[AIM]:
Identify the lines that contain the string "equipamento", then copy each of them.

[Rows from a dataset]
○ ○ ○ ○ ○ ○ ○
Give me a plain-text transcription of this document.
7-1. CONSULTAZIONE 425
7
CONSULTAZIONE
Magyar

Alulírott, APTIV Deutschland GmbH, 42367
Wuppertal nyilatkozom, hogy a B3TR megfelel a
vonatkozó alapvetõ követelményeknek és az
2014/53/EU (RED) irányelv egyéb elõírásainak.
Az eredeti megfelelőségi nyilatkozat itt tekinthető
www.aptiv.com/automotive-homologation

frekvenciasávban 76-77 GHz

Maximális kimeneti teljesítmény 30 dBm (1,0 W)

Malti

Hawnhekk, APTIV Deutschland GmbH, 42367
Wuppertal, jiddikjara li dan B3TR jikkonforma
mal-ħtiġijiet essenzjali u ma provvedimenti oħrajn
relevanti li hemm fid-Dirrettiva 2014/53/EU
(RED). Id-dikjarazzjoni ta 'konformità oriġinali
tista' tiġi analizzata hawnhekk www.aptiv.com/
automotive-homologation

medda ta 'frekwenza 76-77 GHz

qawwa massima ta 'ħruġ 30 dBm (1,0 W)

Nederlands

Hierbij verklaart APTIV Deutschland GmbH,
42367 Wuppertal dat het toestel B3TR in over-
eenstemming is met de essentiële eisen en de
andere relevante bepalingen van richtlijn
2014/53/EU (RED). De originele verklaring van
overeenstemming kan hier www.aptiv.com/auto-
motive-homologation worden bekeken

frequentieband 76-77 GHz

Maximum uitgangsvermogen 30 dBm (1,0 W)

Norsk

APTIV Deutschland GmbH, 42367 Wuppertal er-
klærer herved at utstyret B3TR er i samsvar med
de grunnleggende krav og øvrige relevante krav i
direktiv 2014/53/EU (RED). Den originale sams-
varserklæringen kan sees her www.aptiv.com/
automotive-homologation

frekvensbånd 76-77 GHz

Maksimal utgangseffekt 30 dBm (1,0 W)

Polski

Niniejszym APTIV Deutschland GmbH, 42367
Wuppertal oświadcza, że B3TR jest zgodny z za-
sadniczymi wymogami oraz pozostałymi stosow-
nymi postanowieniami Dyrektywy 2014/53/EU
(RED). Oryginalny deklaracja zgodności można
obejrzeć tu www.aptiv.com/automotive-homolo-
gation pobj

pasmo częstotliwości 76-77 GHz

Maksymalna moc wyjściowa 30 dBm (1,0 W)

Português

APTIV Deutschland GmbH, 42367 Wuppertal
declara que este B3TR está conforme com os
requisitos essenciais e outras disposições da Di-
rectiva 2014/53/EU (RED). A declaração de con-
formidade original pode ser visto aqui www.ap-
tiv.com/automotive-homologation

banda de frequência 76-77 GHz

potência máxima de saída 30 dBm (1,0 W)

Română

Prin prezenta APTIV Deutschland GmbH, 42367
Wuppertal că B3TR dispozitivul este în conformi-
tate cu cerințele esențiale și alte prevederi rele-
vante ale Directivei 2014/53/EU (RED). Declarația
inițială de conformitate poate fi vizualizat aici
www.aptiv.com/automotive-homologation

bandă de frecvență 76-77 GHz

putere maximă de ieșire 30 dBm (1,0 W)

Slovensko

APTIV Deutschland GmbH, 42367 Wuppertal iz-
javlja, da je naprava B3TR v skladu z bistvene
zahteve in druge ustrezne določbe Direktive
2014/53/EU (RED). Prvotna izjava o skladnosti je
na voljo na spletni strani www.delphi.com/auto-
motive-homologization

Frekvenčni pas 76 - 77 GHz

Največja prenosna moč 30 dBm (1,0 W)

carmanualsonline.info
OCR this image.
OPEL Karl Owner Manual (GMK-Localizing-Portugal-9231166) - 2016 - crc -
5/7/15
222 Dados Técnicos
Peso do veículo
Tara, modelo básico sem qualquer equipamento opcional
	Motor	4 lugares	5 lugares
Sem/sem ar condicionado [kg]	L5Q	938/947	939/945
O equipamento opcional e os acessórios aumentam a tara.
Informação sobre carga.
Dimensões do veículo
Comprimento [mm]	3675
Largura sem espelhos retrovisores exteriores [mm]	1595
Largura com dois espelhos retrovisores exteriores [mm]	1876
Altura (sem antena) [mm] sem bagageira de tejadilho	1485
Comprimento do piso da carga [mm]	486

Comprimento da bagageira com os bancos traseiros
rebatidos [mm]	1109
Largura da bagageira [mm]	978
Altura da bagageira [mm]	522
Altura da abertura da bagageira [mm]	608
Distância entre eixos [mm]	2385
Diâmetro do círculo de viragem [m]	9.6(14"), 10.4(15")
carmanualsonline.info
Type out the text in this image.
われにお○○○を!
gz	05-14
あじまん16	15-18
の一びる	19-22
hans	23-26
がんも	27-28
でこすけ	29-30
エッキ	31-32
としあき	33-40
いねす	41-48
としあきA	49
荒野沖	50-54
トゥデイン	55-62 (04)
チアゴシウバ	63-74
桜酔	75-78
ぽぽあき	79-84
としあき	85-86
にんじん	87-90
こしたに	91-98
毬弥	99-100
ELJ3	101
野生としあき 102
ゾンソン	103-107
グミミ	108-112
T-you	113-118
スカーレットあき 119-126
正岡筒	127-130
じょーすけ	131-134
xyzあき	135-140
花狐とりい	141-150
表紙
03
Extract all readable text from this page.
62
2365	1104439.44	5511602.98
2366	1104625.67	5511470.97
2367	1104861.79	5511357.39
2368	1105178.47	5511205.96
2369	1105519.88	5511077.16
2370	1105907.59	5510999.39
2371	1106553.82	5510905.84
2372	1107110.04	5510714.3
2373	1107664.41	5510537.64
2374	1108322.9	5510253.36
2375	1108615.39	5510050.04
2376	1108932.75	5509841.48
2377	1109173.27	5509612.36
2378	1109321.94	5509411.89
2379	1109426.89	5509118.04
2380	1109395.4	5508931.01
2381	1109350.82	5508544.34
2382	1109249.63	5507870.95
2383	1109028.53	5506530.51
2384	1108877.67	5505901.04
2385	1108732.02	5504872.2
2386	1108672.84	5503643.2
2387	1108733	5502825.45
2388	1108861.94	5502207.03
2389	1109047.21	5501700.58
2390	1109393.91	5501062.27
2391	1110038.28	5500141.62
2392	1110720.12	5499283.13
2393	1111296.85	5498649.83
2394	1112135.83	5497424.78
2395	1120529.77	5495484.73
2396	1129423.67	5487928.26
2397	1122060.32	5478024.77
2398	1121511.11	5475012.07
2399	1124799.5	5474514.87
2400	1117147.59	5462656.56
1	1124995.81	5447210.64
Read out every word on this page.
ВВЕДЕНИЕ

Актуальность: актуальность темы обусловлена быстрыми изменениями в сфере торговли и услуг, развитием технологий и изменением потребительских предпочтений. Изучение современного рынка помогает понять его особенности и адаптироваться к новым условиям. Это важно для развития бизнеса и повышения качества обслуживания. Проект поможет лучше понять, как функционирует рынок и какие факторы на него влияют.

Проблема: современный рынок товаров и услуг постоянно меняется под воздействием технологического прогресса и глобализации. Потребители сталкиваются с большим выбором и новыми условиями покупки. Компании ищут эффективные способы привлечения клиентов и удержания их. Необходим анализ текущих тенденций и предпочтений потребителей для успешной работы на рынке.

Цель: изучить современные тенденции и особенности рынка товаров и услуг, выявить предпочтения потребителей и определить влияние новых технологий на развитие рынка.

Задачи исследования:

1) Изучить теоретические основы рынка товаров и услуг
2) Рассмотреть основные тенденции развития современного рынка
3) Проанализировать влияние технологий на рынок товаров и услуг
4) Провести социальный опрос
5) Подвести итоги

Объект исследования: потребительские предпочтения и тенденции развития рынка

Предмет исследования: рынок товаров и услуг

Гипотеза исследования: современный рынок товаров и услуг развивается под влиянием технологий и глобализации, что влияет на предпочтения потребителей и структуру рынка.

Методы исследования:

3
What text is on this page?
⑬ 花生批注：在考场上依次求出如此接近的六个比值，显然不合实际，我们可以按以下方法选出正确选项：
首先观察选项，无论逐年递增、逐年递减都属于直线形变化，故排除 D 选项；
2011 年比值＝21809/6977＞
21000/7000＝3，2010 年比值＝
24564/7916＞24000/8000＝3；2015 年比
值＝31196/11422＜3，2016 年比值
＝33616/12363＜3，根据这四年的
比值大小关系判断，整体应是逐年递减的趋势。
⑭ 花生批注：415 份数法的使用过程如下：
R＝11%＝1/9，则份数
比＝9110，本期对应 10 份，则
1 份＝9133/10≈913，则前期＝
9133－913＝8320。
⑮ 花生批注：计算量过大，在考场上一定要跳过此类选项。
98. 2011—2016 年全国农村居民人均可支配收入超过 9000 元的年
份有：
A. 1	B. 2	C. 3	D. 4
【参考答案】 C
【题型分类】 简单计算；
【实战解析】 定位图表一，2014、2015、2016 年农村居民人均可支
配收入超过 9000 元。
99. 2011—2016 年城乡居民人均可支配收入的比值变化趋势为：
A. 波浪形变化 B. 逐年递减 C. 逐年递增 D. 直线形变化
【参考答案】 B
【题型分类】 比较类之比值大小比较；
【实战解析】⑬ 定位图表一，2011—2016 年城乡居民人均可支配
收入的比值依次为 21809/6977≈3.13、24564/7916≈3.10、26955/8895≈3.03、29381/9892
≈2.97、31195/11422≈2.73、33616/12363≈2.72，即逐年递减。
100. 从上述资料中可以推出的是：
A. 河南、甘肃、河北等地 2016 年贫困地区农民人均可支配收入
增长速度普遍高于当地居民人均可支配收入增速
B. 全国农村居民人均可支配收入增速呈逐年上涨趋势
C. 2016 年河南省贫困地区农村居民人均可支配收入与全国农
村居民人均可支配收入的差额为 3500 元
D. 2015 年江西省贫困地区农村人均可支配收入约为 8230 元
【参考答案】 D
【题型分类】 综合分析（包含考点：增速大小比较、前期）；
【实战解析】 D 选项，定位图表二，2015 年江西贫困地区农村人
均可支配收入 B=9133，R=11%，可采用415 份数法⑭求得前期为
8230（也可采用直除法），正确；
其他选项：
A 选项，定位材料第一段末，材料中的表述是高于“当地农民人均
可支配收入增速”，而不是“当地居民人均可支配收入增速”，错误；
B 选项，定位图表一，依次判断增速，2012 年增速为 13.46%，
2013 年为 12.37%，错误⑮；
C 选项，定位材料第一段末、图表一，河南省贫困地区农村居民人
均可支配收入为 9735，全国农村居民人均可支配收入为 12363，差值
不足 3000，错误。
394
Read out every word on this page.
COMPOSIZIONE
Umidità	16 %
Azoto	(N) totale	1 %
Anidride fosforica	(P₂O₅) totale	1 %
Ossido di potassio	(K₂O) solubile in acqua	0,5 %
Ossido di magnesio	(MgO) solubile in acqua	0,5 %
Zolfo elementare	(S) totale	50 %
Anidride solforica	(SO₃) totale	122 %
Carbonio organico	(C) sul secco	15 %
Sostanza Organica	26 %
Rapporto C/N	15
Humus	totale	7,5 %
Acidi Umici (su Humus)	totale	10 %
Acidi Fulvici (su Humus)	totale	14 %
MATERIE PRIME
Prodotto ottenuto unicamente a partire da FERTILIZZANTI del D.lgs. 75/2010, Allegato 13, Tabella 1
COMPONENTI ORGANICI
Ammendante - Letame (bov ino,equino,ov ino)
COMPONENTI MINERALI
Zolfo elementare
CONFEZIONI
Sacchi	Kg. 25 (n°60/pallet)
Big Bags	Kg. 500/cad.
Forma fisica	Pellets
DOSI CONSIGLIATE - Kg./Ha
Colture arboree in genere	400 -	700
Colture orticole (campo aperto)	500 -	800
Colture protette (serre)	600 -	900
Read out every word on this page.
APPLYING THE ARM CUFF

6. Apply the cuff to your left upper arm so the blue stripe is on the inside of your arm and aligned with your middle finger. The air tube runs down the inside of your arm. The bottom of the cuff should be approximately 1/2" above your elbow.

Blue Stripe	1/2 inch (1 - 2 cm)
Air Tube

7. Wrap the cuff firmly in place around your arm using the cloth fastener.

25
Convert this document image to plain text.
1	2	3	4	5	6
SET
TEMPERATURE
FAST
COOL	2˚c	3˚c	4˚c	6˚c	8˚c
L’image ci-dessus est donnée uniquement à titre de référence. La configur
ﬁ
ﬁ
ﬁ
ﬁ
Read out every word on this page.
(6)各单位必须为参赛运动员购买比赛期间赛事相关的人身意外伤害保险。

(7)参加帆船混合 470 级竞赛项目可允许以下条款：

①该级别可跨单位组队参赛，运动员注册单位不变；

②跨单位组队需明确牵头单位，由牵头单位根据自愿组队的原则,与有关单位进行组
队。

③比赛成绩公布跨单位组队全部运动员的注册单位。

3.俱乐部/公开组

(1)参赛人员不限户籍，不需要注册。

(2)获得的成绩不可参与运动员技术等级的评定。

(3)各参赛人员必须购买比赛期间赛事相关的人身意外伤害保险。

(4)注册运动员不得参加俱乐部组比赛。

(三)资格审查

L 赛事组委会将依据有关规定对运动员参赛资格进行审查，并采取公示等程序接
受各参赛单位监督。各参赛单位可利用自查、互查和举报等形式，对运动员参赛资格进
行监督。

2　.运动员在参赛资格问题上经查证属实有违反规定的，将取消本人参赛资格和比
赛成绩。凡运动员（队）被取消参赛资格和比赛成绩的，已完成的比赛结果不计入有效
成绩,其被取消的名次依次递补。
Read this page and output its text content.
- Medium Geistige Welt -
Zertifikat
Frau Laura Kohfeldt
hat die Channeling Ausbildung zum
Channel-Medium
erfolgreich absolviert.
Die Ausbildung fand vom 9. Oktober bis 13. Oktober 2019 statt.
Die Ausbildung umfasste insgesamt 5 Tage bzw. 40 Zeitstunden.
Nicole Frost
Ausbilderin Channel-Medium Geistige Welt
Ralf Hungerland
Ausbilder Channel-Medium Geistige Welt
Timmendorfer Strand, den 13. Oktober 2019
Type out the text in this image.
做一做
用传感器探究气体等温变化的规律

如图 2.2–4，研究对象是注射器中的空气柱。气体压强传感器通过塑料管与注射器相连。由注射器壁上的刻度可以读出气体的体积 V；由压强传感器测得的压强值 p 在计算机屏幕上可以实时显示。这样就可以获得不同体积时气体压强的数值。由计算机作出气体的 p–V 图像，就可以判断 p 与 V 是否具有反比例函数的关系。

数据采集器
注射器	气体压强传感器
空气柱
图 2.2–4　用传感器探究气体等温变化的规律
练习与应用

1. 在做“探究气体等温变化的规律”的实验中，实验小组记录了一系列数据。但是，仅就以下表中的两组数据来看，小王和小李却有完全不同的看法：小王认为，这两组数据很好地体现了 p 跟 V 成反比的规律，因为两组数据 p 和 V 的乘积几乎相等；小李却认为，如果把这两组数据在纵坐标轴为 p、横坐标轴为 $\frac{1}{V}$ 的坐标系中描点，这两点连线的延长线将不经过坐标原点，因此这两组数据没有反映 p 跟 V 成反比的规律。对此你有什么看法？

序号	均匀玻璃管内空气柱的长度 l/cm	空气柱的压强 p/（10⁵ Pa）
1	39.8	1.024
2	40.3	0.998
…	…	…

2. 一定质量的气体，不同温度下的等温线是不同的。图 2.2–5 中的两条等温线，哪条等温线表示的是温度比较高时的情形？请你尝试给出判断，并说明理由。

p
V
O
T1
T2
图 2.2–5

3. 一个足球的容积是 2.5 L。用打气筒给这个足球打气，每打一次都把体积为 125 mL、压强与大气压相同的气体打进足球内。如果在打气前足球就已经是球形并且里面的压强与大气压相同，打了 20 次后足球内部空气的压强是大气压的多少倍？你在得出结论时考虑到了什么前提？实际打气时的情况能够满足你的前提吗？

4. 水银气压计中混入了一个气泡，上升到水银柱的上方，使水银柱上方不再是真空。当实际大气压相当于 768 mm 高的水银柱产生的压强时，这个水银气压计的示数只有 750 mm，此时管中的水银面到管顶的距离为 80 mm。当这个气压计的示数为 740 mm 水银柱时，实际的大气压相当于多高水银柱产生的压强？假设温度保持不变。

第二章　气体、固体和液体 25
○ ○ ○ ○ ○ ○ ○
[RESULT OF THE TASK]:
Tara, modelo básico sem qualquer equipamento opcional
O equipamento opcional e os acessórios aumentam a tara.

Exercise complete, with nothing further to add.